#### [Records contained in a dataset]
-- -- --
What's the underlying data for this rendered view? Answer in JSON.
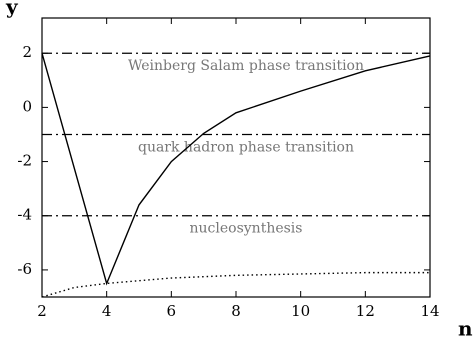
{
  "chart_data": {
    "type": "line",
    "x_label": "n",
    "y_label": "y",
    "xlim": [
      2,
      14
    ],
    "ylim": [
      -7,
      3.3
    ],
    "xticks": [
      2,
      4,
      6,
      8,
      10,
      12,
      14
    ],
    "yticks": [
      -6,
      -4,
      -2,
      0,
      2
    ],
    "reference_lines": [
      {
        "value": 2,
        "label": "Weinberg Salam phase transition"
      },
      {
        "value": -1,
        "label": "quark hadron phase transition"
      },
      {
        "value": -4,
        "label": "nucleosynthesis"
      }
    ],
    "series": [
      {
        "color": "#000000",
        "style": "solid",
        "x": [
          2,
          4,
          5,
          6,
          7,
          8,
          10,
          12,
          14
        ],
        "values": [
          2,
          -6.5,
          -3.6,
          -2,
          -0.96,
          -0.2,
          0.6,
          1.35,
          1.9
        ]
      },
      {
        "color": "#000000",
        "style": "dotted",
        "x": [
          2,
          3,
          4,
          6,
          8,
          10,
          12,
          14
        ],
        "values": [
          -7,
          -6.65,
          -6.5,
          -6.3,
          -6.2,
          -6.15,
          -6.1,
          -6.1
        ]
      }
    ]
  }
}
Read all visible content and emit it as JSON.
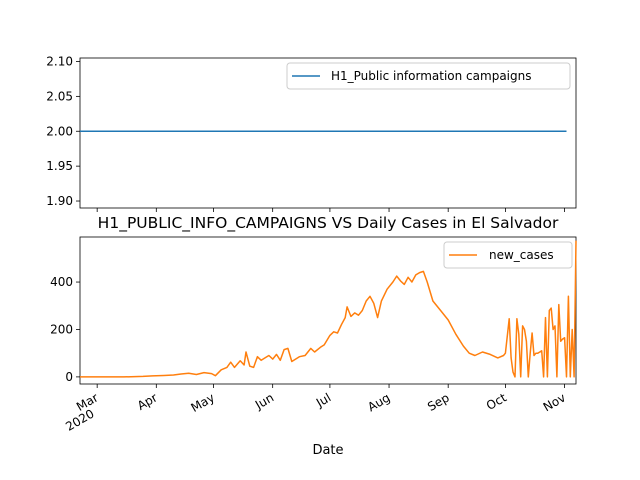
{
  "chart_data": [
    {
      "type": "line",
      "title": "",
      "xlabel": "",
      "ylabel": "",
      "ylim": [
        1.89,
        2.105
      ],
      "yticks": [
        "1.90",
        "1.95",
        "2.00",
        "2.05",
        "2.10"
      ],
      "legend": "top-right",
      "series": [
        {
          "name": "H1_Public information campaigns",
          "color": "#1f77b4",
          "x": [
            "2020-02-21",
            "2020-11-02"
          ],
          "y": [
            2.0,
            2.0
          ]
        }
      ]
    },
    {
      "type": "line",
      "title": "H1_PUBLIC_INFO_CAMPAIGNS VS Daily Cases in El Salvador",
      "xlabel": "Date",
      "ylabel": "",
      "ylim": [
        -30,
        590
      ],
      "yticks": [
        "0",
        "200",
        "400"
      ],
      "xticks": [
        {
          "date": "2020-03-01",
          "label": "Mar",
          "sub": "2020"
        },
        {
          "date": "2020-04-01",
          "label": "Apr",
          "sub": ""
        },
        {
          "date": "2020-05-01",
          "label": "May",
          "sub": ""
        },
        {
          "date": "2020-06-01",
          "label": "Jun",
          "sub": ""
        },
        {
          "date": "2020-07-01",
          "label": "Jul",
          "sub": ""
        },
        {
          "date": "2020-08-01",
          "label": "Aug",
          "sub": ""
        },
        {
          "date": "2020-09-01",
          "label": "Sep",
          "sub": ""
        },
        {
          "date": "2020-10-01",
          "label": "Oct",
          "sub": ""
        },
        {
          "date": "2020-11-01",
          "label": "Nov",
          "sub": ""
        }
      ],
      "legend": "top-right",
      "series": [
        {
          "name": "new_cases",
          "color": "#ff7f0e",
          "points": [
            [
              "2020-02-21",
              0
            ],
            [
              "2020-03-15",
              0
            ],
            [
              "2020-03-25",
              2
            ],
            [
              "2020-03-30",
              4
            ],
            [
              "2020-04-05",
              6
            ],
            [
              "2020-04-10",
              8
            ],
            [
              "2020-04-14",
              12
            ],
            [
              "2020-04-18",
              15
            ],
            [
              "2020-04-22",
              10
            ],
            [
              "2020-04-26",
              18
            ],
            [
              "2020-04-30",
              14
            ],
            [
              "2020-05-02",
              5
            ],
            [
              "2020-05-05",
              30
            ],
            [
              "2020-05-08",
              40
            ],
            [
              "2020-05-10",
              62
            ],
            [
              "2020-05-12",
              40
            ],
            [
              "2020-05-15",
              68
            ],
            [
              "2020-05-17",
              50
            ],
            [
              "2020-05-18",
              105
            ],
            [
              "2020-05-20",
              45
            ],
            [
              "2020-05-22",
              40
            ],
            [
              "2020-05-24",
              85
            ],
            [
              "2020-05-26",
              70
            ],
            [
              "2020-05-28",
              80
            ],
            [
              "2020-05-30",
              90
            ],
            [
              "2020-06-01",
              75
            ],
            [
              "2020-06-03",
              95
            ],
            [
              "2020-06-05",
              70
            ],
            [
              "2020-06-07",
              115
            ],
            [
              "2020-06-09",
              120
            ],
            [
              "2020-06-11",
              65
            ],
            [
              "2020-06-13",
              75
            ],
            [
              "2020-06-15",
              85
            ],
            [
              "2020-06-18",
              90
            ],
            [
              "2020-06-21",
              120
            ],
            [
              "2020-06-23",
              105
            ],
            [
              "2020-06-26",
              125
            ],
            [
              "2020-06-28",
              135
            ],
            [
              "2020-07-01",
              175
            ],
            [
              "2020-07-03",
              190
            ],
            [
              "2020-07-05",
              185
            ],
            [
              "2020-07-07",
              220
            ],
            [
              "2020-07-09",
              250
            ],
            [
              "2020-07-10",
              295
            ],
            [
              "2020-07-12",
              255
            ],
            [
              "2020-07-14",
              270
            ],
            [
              "2020-07-16",
              260
            ],
            [
              "2020-07-18",
              280
            ],
            [
              "2020-07-20",
              320
            ],
            [
              "2020-07-22",
              340
            ],
            [
              "2020-07-24",
              310
            ],
            [
              "2020-07-26",
              250
            ],
            [
              "2020-07-28",
              320
            ],
            [
              "2020-07-31",
              370
            ],
            [
              "2020-08-03",
              400
            ],
            [
              "2020-08-05",
              425
            ],
            [
              "2020-08-07",
              405
            ],
            [
              "2020-08-09",
              390
            ],
            [
              "2020-08-11",
              420
            ],
            [
              "2020-08-13",
              400
            ],
            [
              "2020-08-15",
              430
            ],
            [
              "2020-08-17",
              440
            ],
            [
              "2020-08-19",
              445
            ],
            [
              "2020-08-21",
              400
            ],
            [
              "2020-08-24",
              320
            ],
            [
              "2020-08-28",
              280
            ],
            [
              "2020-09-01",
              240
            ],
            [
              "2020-09-05",
              180
            ],
            [
              "2020-09-09",
              130
            ],
            [
              "2020-09-12",
              100
            ],
            [
              "2020-09-15",
              90
            ],
            [
              "2020-09-19",
              105
            ],
            [
              "2020-09-23",
              95
            ],
            [
              "2020-09-27",
              80
            ],
            [
              "2020-09-30",
              90
            ],
            [
              "2020-10-01",
              100
            ],
            [
              "2020-10-03",
              245
            ],
            [
              "2020-10-04",
              80
            ],
            [
              "2020-10-05",
              20
            ],
            [
              "2020-10-06",
              0
            ],
            [
              "2020-10-07",
              245
            ],
            [
              "2020-10-08",
              180
            ],
            [
              "2020-10-09",
              0
            ],
            [
              "2020-10-10",
              215
            ],
            [
              "2020-10-11",
              200
            ],
            [
              "2020-10-12",
              150
            ],
            [
              "2020-10-13",
              0
            ],
            [
              "2020-10-14",
              100
            ],
            [
              "2020-10-15",
              185
            ],
            [
              "2020-10-16",
              90
            ],
            [
              "2020-10-17",
              100
            ],
            [
              "2020-10-18",
              100
            ],
            [
              "2020-10-19",
              105
            ],
            [
              "2020-10-20",
              110
            ],
            [
              "2020-10-21",
              0
            ],
            [
              "2020-10-22",
              250
            ],
            [
              "2020-10-23",
              0
            ],
            [
              "2020-10-24",
              280
            ],
            [
              "2020-10-25",
              290
            ],
            [
              "2020-10-26",
              200
            ],
            [
              "2020-10-27",
              215
            ],
            [
              "2020-10-28",
              0
            ],
            [
              "2020-10-29",
              305
            ],
            [
              "2020-10-30",
              150
            ],
            [
              "2020-10-31",
              160
            ],
            [
              "2020-11-01",
              165
            ],
            [
              "2020-11-02",
              0
            ],
            [
              "2020-11-03",
              340
            ],
            [
              "2020-11-04",
              0
            ],
            [
              "2020-11-05",
              200
            ],
            [
              "2020-11-06",
              0
            ],
            [
              "2020-11-07",
              575
            ]
          ]
        }
      ]
    }
  ]
}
-- -- --
#### [Task instructions]
Check each line above for the string "title" and show the ones that have it.

#### [Result for this task]
      "title": "",
      "title": "H1_PUBLIC_INFO_CAMPAIGNS VS Daily Cases in El Salvador",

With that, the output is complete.